● Short task: Retype the following lines exactly as they appear, leaving out the pictures.

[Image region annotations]
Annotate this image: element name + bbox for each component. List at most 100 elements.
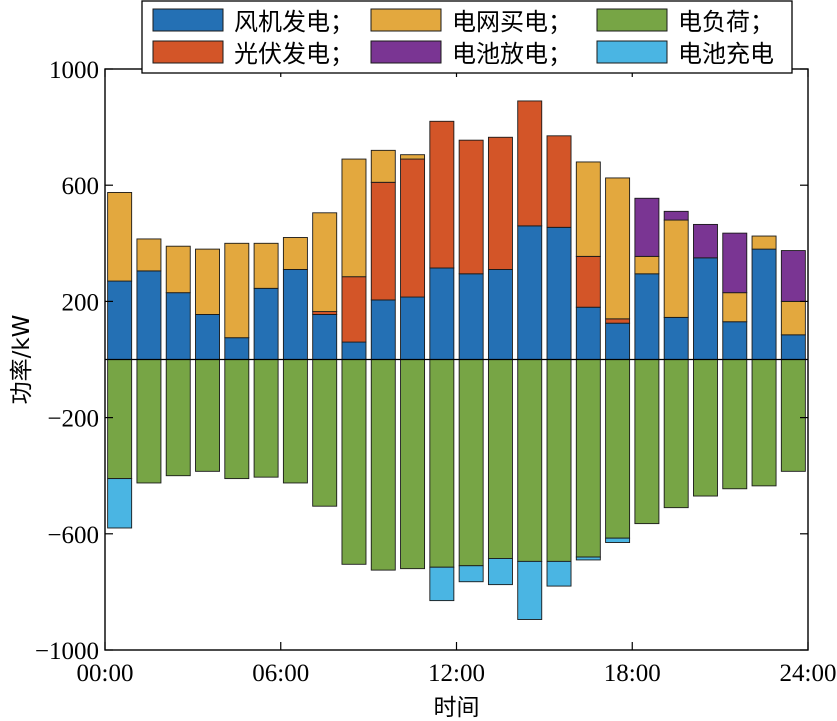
- bar-segment-s2-x20: [663, 219, 689, 318]
- bar-segment-s4-x5: [224, 359, 250, 480]
- bar-segment-s4-x12: [429, 359, 455, 568]
- bar-segment-s0-x3: [165, 292, 191, 360]
- legend-swatch: [370, 8, 442, 32]
- bar-segment-s0-x11: [400, 296, 426, 360]
- bar-segment-s4-x10: [370, 359, 396, 571]
- bar-segment-s2-x17: [575, 161, 601, 257]
- bar-segment-s5-x12: [429, 566, 455, 602]
- bar-segment-s4-x6: [253, 359, 279, 478]
- bar-segment-s0-x10: [370, 299, 396, 360]
- bar-segment-s4-x21: [693, 359, 718, 497]
- bar-segment-s5-x15: [517, 560, 543, 620]
- y-tick-label: −1000: [35, 638, 99, 665]
- bar-segment-s4-x7: [282, 359, 308, 484]
- bar-segment-s4-x18: [605, 359, 631, 539]
- bar-segment-s3-x22: [722, 232, 748, 294]
- bar-segment-s4-x9: [341, 359, 367, 565]
- legend-label: 光伏发电；: [234, 40, 354, 68]
- legend-label: 电负荷；: [678, 8, 774, 36]
- bar-segment-s2-x24: [780, 300, 806, 336]
- legend-label: 电网买电；: [452, 8, 572, 36]
- bar-layer: [107, 100, 806, 620]
- bar-segment-s4-x8: [312, 359, 338, 507]
- y-axis-title: 功率/kW: [9, 315, 35, 405]
- x-axis: 00:00 06:00 12:00 18:00 24:00: [77, 69, 837, 687]
- bar-segment-s3-x21: [693, 223, 718, 259]
- y-tick-label: −200: [47, 406, 99, 433]
- bar-segment-s0-x22: [722, 321, 748, 360]
- y-axis: −1000 −600 −200 200 600 1000: [35, 57, 808, 665]
- bar-segment-s2-x8: [312, 212, 338, 313]
- bar-segment-s4-x11: [400, 359, 426, 570]
- bar-segment-s0-x6: [253, 287, 279, 360]
- bar-segment-s3-x24: [780, 250, 806, 302]
- y-tick-label: 1000: [49, 57, 99, 84]
- x-axis-title: 时间: [434, 695, 480, 721]
- bar-segment-s2-x6: [253, 242, 279, 289]
- bar-segment-s0-x14: [487, 268, 513, 360]
- bar-segment-s4-x16: [546, 359, 572, 562]
- legend-swatch: [370, 40, 442, 64]
- bar-segment-s0-x1: [107, 280, 133, 360]
- y-tick-label: 600: [62, 173, 100, 200]
- legend-swatch: [596, 40, 668, 64]
- bar-segment-s5-x14: [487, 558, 513, 586]
- bar-segment-s2-x22: [722, 292, 748, 323]
- bar-segment-s1-x12: [429, 120, 455, 269]
- bar-segment-s1-x13: [458, 139, 484, 275]
- bar-segment-s1-x11: [400, 158, 426, 298]
- bar-segment-s0-x8: [312, 314, 338, 360]
- bar-segment-s1-x18: [605, 318, 631, 324]
- y-tick-label: −600: [47, 522, 99, 549]
- legend-label: 电池充电: [678, 40, 774, 68]
- legend-label: 风机发电；: [234, 8, 354, 36]
- x-tick-label: 00:00: [77, 660, 134, 687]
- y-tick-label: 200: [62, 289, 100, 316]
- bar-segment-s0-x4: [195, 314, 220, 360]
- bar-segment-s2-x5: [224, 242, 250, 339]
- legend-swatch: [596, 8, 668, 32]
- bar-segment-s0-x19: [634, 273, 660, 360]
- bar-segment-s0-x15: [517, 225, 543, 360]
- bar-segment-s2-x19: [634, 255, 660, 275]
- bar-segment-s4-x3: [165, 359, 191, 477]
- x-tick-label: 18:00: [604, 660, 661, 687]
- bar-segment-s2-x10: [370, 149, 396, 183]
- legend-swatch: [152, 40, 224, 64]
- bar-segment-s5-x17: [575, 556, 601, 561]
- bar-segment-s0-x5: [224, 337, 250, 360]
- bar-segment-s4-x13: [458, 359, 484, 567]
- bar-segment-s4-x4: [195, 359, 220, 472]
- legend-label: 电池放电；: [452, 40, 572, 68]
- x-tick-label: 24:00: [780, 660, 837, 687]
- x-tick-label: 06:00: [252, 660, 309, 687]
- bar-segment-s5-x18: [605, 537, 631, 543]
- bar-segment-s3-x19: [634, 197, 660, 257]
- bar-segment-s4-x17: [575, 359, 601, 558]
- bar-segment-s2-x3: [165, 245, 191, 294]
- bar-segment-s0-x2: [136, 270, 162, 360]
- bar-segment-s2-x1: [107, 192, 133, 282]
- bar-segment-s1-x14: [487, 136, 513, 270]
- bar-segment-s2-x11: [400, 154, 426, 160]
- bar-segment-s4-x22: [722, 359, 748, 490]
- bar-segment-s1-x9: [341, 276, 367, 343]
- bar-segment-s4-x2: [136, 359, 162, 484]
- bar-segment-s1-x10: [370, 181, 396, 301]
- bar-segment-s2-x7: [282, 237, 308, 270]
- bar-segment-s0-x21: [693, 257, 718, 360]
- legend-box: [141, 0, 793, 74]
- bar-segment-s5-x16: [546, 560, 572, 587]
- bar-segment-s0-x17: [575, 306, 601, 360]
- bar-segment-s3-x20: [663, 210, 689, 221]
- bar-segment-s4-x24: [780, 359, 806, 472]
- bar-segment-s2-x23: [751, 235, 777, 250]
- legend: 风机发电； 电网买电； 电负荷； 光伏发电； 电池放电； 电池充电: [141, 0, 793, 74]
- bar-segment-s5-x13: [458, 565, 484, 583]
- bar-segment-s2-x18: [605, 177, 631, 320]
- bar-segment-s4-x1: [107, 359, 133, 480]
- bar-segment-s0-x12: [429, 267, 455, 360]
- bar-segment-s1-x15: [517, 100, 543, 227]
- bar-segment-s4-x15: [517, 359, 543, 562]
- legend-swatch: [152, 8, 224, 32]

● Final result:
Annotate this image: element name + bbox for each component. List at most 100 elements.
- bar-segment-s2-x20: [663, 219, 689, 318]
- bar-segment-s4-x5: [224, 359, 250, 480]
- bar-segment-s4-x12: [429, 359, 455, 568]
- bar-segment-s0-x3: [165, 292, 191, 360]
- legend-swatch: [370, 8, 442, 32]
- bar-segment-s0-x11: [400, 296, 426, 360]
- bar-segment-s4-x10: [370, 359, 396, 571]
- bar-segment-s2-x17: [575, 161, 601, 257]
- bar-segment-s5-x12: [429, 566, 455, 602]
- bar-segment-s4-x6: [253, 359, 279, 478]
- bar-segment-s0-x10: [370, 299, 396, 360]
- bar-segment-s4-x21: [693, 359, 718, 497]
- bar-segment-s5-x15: [517, 560, 543, 620]
- y-tick-label: −1000: [35, 638, 99, 665]
- bar-segment-s4-x7: [282, 359, 308, 484]
- bar-segment-s4-x18: [605, 359, 631, 539]
- bar-segment-s3-x22: [722, 232, 748, 294]
- bar-segment-s4-x9: [341, 359, 367, 565]
- legend-label: 光伏发电；: [234, 40, 354, 68]
- legend-label: 电负荷；: [678, 8, 774, 36]
- bar-segment-s2-x24: [780, 300, 806, 336]
- legend-label: 电网买电；: [452, 8, 572, 36]
- bar-layer: [107, 100, 806, 620]
- bar-segment-s4-x8: [312, 359, 338, 507]
- y-axis-title: 功率/kW: [9, 315, 35, 405]
- x-axis: 00:00 06:00 12:00 18:00 24:00: [77, 69, 837, 687]
- bar-segment-s3-x21: [693, 223, 718, 259]
- y-tick-label: −200: [47, 406, 99, 433]
- bar-segment-s0-x22: [722, 321, 748, 360]
- y-axis: −1000 −600 −200 200 600 1000: [35, 57, 808, 665]
- bar-segment-s2-x8: [312, 212, 338, 313]
- bar-segment-s4-x11: [400, 359, 426, 570]
- bar-segment-s0-x6: [253, 287, 279, 360]
- bar-segment-s3-x24: [780, 250, 806, 302]
- y-tick-label: 1000: [49, 57, 99, 84]
- x-axis-title: 时间: [434, 695, 480, 721]
- bar-segment-s2-x6: [253, 242, 279, 289]
- bar-segment-s0-x14: [487, 268, 513, 360]
- bar-segment-s4-x16: [546, 359, 572, 562]
- legend-swatch: [370, 40, 442, 64]
- bar-segment-s0-x1: [107, 280, 133, 360]
- y-tick-label: 600: [62, 173, 100, 200]
- legend-swatch: [596, 40, 668, 64]
- bar-segment-s5-x14: [487, 558, 513, 586]
- bar-segment-s2-x22: [722, 292, 748, 323]
- bar-segment-s1-x12: [429, 120, 455, 269]
- bar-segment-s1-x13: [458, 139, 484, 275]
- bar-segment-s1-x11: [400, 158, 426, 298]
- bar-segment-s0-x8: [312, 314, 338, 360]
- bar-segment-s1-x18: [605, 318, 631, 324]
- y-tick-label: −600: [47, 522, 99, 549]
- legend-label: 电池充电: [678, 40, 774, 68]
- legend-label: 风机发电；: [234, 8, 354, 36]
- x-tick-label: 00:00: [77, 660, 134, 687]
- y-tick-label: 200: [62, 289, 100, 316]
- bar-segment-s0-x4: [195, 314, 220, 360]
- bar-segment-s2-x5: [224, 242, 250, 339]
- legend-swatch: [596, 8, 668, 32]
- bar-segment-s0-x19: [634, 273, 660, 360]
- bar-segment-s0-x15: [517, 225, 543, 360]
- bar-segment-s2-x19: [634, 255, 660, 275]
- bar-segment-s4-x3: [165, 359, 191, 477]
- x-tick-label: 18:00: [604, 660, 661, 687]
- bar-segment-s2-x10: [370, 149, 396, 183]
- legend-swatch: [152, 40, 224, 64]
- bar-segment-s5-x17: [575, 556, 601, 561]
- bar-segment-s0-x5: [224, 337, 250, 360]
- bar-segment-s4-x13: [458, 359, 484, 567]
- bar-segment-s4-x4: [195, 359, 220, 472]
- legend-label: 电池放电；: [452, 40, 572, 68]
- x-tick-label: 24:00: [780, 660, 837, 687]
- x-tick-label: 06:00: [252, 660, 309, 687]
- bar-segment-s5-x18: [605, 537, 631, 543]
- bar-segment-s3-x19: [634, 197, 660, 257]
- bar-segment-s4-x17: [575, 359, 601, 558]
- bar-segment-s2-x3: [165, 245, 191, 294]
- bar-segment-s0-x2: [136, 270, 162, 360]
- bar-segment-s2-x1: [107, 192, 133, 282]
- bar-segment-s1-x14: [487, 136, 513, 270]
- bar-segment-s2-x11: [400, 154, 426, 160]
- bar-segment-s4-x22: [722, 359, 748, 490]
- bar-segment-s1-x9: [341, 276, 367, 343]
- bar-segment-s4-x2: [136, 359, 162, 484]
- bar-segment-s1-x10: [370, 181, 396, 301]
- bar-segment-s2-x7: [282, 237, 308, 270]
- bar-segment-s0-x21: [693, 257, 718, 360]
- legend-box: [141, 0, 793, 74]
- bar-segment-s5-x16: [546, 560, 572, 587]
- bar-segment-s0-x17: [575, 306, 601, 360]
- bar-segment-s3-x20: [663, 210, 689, 221]
- bar-segment-s4-x24: [780, 359, 806, 472]
- bar-segment-s2-x23: [751, 235, 777, 250]
- legend: 风机发电； 电网买电； 电负荷； 光伏发电； 电池放电； 电池充电: [141, 0, 793, 74]
- bar-segment-s5-x13: [458, 565, 484, 583]
- bar-segment-s2-x18: [605, 177, 631, 320]
- bar-segment-s4-x1: [107, 359, 133, 480]
- bar-segment-s0-x12: [429, 267, 455, 360]
- bar-segment-s1-x15: [517, 100, 543, 227]
- bar-segment-s4-x15: [517, 359, 543, 562]
- legend-swatch: [152, 8, 224, 32]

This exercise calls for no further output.